- [YOUR TASK]:
Duplicate everything from the line containing "set-label-microarray: 3’ microarray" down to the line containing "count-top-left: 20 — [574, 271, 599, 295]", including both of those lines, without changing a character.

Image layout annotations
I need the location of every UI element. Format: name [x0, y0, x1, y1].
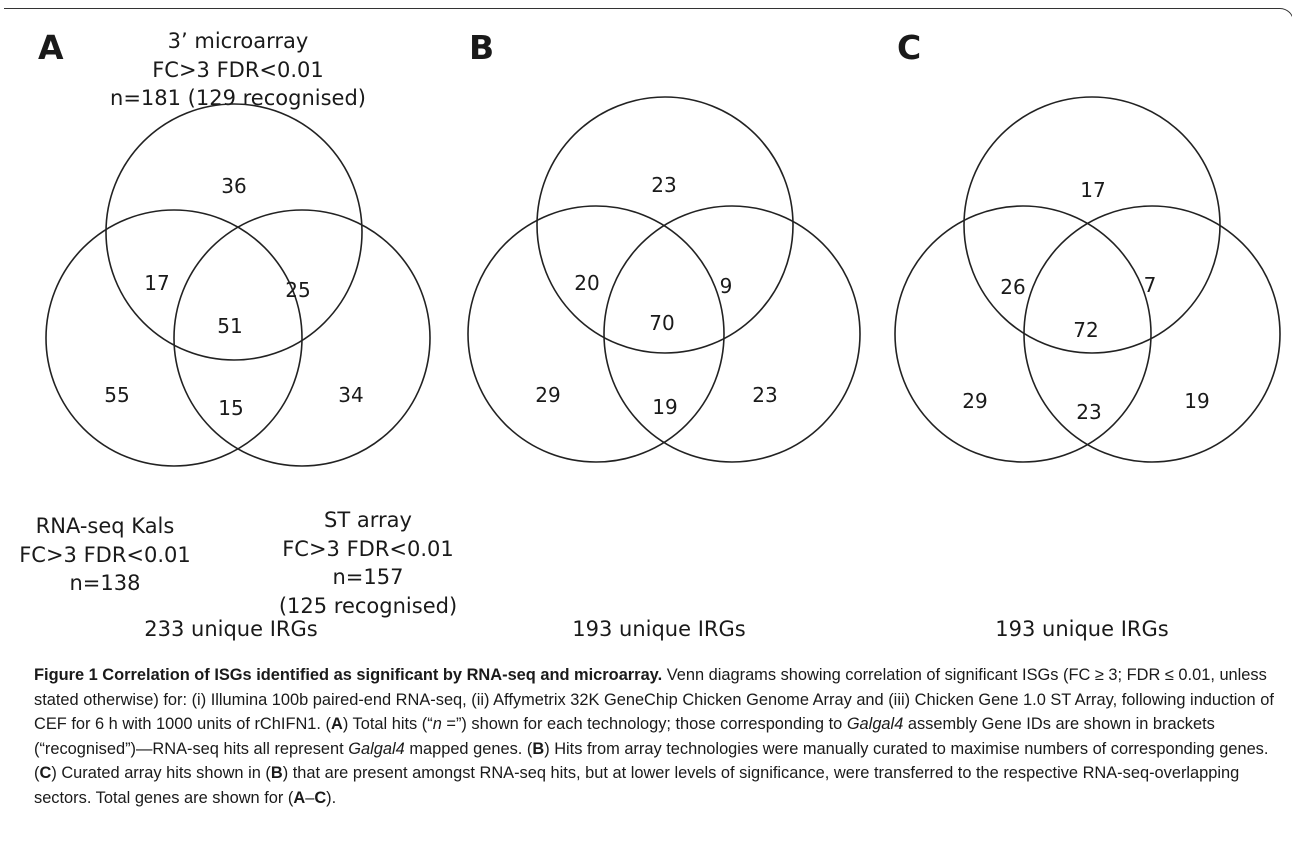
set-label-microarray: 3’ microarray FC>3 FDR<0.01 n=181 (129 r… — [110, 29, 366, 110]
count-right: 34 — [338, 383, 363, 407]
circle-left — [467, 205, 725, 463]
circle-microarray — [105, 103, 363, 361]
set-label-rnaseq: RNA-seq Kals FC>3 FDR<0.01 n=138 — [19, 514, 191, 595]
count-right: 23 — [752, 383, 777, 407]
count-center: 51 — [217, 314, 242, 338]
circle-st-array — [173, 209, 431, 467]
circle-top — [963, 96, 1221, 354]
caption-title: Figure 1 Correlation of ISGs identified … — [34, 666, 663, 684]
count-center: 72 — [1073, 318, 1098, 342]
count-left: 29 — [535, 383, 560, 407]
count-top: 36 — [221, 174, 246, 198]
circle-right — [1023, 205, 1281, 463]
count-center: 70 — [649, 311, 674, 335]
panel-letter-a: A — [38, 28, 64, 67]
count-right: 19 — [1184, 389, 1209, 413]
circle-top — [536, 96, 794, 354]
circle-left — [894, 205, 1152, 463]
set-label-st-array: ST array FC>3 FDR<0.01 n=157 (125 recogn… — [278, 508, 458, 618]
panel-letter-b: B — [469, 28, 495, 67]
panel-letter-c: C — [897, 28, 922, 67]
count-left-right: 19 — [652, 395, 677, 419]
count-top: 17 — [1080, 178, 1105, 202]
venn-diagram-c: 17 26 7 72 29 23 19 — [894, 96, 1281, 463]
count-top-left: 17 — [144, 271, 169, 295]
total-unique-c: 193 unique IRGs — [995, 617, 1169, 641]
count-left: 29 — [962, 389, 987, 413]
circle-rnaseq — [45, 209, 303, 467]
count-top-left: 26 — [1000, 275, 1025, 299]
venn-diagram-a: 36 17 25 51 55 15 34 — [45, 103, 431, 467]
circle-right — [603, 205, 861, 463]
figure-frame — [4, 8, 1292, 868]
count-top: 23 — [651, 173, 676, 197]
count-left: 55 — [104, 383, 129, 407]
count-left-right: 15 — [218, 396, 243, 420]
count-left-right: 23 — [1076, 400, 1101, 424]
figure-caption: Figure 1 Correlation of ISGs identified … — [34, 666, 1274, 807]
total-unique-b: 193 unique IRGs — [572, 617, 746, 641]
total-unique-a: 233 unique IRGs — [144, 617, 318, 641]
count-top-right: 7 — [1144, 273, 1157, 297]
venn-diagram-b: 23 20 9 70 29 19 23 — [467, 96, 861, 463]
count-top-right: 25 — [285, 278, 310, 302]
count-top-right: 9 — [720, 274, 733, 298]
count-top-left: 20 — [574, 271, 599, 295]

==

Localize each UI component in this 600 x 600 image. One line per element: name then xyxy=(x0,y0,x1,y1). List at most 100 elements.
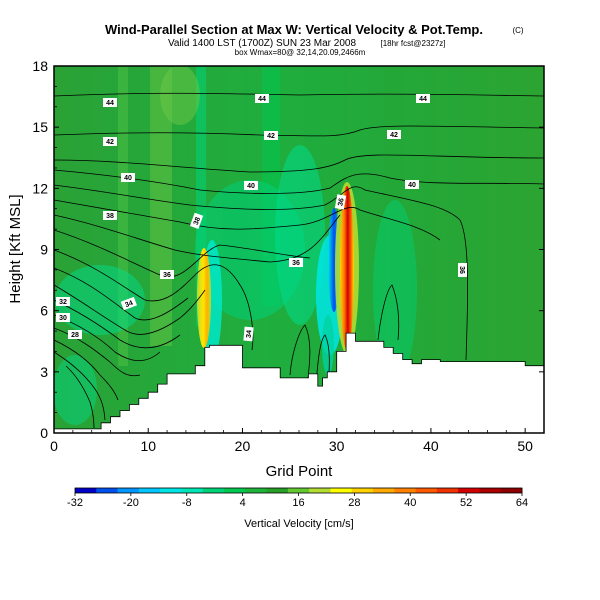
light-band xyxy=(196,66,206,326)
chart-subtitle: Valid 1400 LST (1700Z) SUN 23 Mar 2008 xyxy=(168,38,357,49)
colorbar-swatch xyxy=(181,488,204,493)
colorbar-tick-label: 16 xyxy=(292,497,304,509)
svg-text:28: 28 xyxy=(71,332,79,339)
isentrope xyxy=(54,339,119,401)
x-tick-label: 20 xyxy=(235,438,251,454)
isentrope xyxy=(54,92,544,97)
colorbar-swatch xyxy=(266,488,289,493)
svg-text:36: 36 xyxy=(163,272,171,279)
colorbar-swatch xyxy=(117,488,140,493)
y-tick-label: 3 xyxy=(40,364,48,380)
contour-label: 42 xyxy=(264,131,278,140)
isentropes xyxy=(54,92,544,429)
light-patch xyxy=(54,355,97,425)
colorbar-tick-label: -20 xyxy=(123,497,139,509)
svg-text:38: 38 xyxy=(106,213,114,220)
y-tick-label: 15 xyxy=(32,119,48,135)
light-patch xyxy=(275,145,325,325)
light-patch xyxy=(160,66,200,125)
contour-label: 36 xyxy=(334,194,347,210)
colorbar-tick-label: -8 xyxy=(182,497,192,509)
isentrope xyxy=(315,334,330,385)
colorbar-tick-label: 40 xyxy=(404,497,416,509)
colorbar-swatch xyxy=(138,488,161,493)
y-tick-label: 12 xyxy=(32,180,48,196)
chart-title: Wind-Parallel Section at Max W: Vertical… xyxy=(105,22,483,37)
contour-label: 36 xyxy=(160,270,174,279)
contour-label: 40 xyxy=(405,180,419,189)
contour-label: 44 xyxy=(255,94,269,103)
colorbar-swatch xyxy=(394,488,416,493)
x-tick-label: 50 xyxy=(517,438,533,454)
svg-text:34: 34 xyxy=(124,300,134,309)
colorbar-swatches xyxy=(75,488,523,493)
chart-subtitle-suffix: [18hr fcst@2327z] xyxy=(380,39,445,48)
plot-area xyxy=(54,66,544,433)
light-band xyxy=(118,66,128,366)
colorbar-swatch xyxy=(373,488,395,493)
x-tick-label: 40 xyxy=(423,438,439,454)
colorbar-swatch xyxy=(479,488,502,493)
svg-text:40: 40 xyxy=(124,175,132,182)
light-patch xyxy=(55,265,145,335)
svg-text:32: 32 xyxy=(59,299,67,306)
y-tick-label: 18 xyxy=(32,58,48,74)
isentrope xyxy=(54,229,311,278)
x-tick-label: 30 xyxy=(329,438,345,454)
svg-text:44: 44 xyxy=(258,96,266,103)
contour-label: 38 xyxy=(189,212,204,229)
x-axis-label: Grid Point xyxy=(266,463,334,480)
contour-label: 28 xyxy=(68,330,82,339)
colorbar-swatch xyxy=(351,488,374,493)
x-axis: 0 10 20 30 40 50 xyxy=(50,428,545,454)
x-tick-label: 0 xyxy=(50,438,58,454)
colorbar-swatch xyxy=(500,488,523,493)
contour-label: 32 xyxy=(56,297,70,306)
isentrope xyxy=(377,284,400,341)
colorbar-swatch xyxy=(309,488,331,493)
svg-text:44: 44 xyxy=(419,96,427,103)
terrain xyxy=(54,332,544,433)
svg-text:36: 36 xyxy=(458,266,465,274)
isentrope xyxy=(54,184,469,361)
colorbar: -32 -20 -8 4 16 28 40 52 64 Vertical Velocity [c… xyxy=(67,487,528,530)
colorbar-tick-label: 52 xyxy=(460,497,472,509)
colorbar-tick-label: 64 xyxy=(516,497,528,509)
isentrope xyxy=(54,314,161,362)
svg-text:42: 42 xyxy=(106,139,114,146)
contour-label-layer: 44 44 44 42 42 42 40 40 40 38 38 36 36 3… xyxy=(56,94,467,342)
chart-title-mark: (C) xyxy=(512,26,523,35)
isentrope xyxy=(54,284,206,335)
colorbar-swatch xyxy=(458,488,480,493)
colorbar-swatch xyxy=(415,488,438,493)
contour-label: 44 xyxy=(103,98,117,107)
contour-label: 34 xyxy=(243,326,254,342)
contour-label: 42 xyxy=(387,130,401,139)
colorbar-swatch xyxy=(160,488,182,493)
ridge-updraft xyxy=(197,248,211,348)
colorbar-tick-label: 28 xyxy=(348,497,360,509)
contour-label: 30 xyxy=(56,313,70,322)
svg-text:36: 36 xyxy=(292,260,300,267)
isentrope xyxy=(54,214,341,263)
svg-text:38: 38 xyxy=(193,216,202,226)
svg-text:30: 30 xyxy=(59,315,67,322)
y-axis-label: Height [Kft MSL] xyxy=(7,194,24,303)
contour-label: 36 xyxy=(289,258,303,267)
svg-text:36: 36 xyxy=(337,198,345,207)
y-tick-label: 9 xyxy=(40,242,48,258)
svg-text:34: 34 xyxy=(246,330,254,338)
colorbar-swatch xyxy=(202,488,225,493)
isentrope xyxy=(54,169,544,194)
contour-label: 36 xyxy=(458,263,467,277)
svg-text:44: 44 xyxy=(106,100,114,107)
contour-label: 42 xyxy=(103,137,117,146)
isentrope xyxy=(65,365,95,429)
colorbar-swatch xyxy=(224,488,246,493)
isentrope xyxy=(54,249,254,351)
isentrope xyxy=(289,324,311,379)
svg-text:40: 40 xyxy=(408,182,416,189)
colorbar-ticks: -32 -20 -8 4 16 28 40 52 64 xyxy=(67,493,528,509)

- [THE COMPLETED TASK]:
set-label-microarray: 3’ microarray FC>3 FDR<0.01 n=181 (129 r… — [110, 29, 366, 110]
count-right: 34 — [338, 383, 363, 407]
circle-left — [467, 205, 725, 463]
circle-microarray — [105, 103, 363, 361]
set-label-rnaseq: RNA-seq Kals FC>3 FDR<0.01 n=138 — [19, 514, 191, 595]
count-right: 23 — [752, 383, 777, 407]
count-center: 51 — [217, 314, 242, 338]
circle-st-array — [173, 209, 431, 467]
circle-top — [963, 96, 1221, 354]
caption-title: Figure 1 Correlation of ISGs identified … — [34, 666, 663, 684]
count-center: 72 — [1073, 318, 1098, 342]
count-left: 29 — [535, 383, 560, 407]
count-top: 36 — [221, 174, 246, 198]
circle-right — [1023, 205, 1281, 463]
count-center: 70 — [649, 311, 674, 335]
panel-letter-a: A — [38, 28, 64, 67]
count-right: 19 — [1184, 389, 1209, 413]
circle-top — [536, 96, 794, 354]
circle-left — [894, 205, 1152, 463]
set-label-st-array: ST array FC>3 FDR<0.01 n=157 (125 recogn… — [278, 508, 458, 618]
panel-letter-b: B — [469, 28, 495, 67]
panel-letter-c: C — [897, 28, 922, 67]
count-left-right: 19 — [652, 395, 677, 419]
count-top: 17 — [1080, 178, 1105, 202]
venn-diagram-c: 17 26 7 72 29 23 19 — [894, 96, 1281, 463]
count-top-left: 17 — [144, 271, 169, 295]
total-unique-c: 193 unique IRGs — [995, 617, 1169, 641]
count-left: 29 — [962, 389, 987, 413]
circle-rnaseq — [45, 209, 303, 467]
count-top-left: 26 — [1000, 275, 1025, 299]
venn-diagram-a: 36 17 25 51 55 15 34 — [45, 103, 431, 467]
circle-right — [603, 205, 861, 463]
figure-frame — [4, 8, 1292, 868]
count-top: 23 — [651, 173, 676, 197]
count-left: 55 — [104, 383, 129, 407]
count-left-right: 15 — [218, 396, 243, 420]
count-left-right: 23 — [1076, 400, 1101, 424]
figure-caption: Figure 1 Correlation of ISGs identified … — [34, 666, 1274, 807]
total-unique-b: 193 unique IRGs — [572, 617, 746, 641]
total-unique-a: 233 unique IRGs — [144, 617, 318, 641]
count-top-right: 7 — [1144, 273, 1157, 297]
venn-diagram-b: 23 20 9 70 29 19 23 — [467, 96, 861, 463]
count-top-right: 25 — [285, 278, 310, 302]
count-top-right: 9 — [720, 274, 733, 298]
count-top-left: 20 — [574, 271, 599, 295]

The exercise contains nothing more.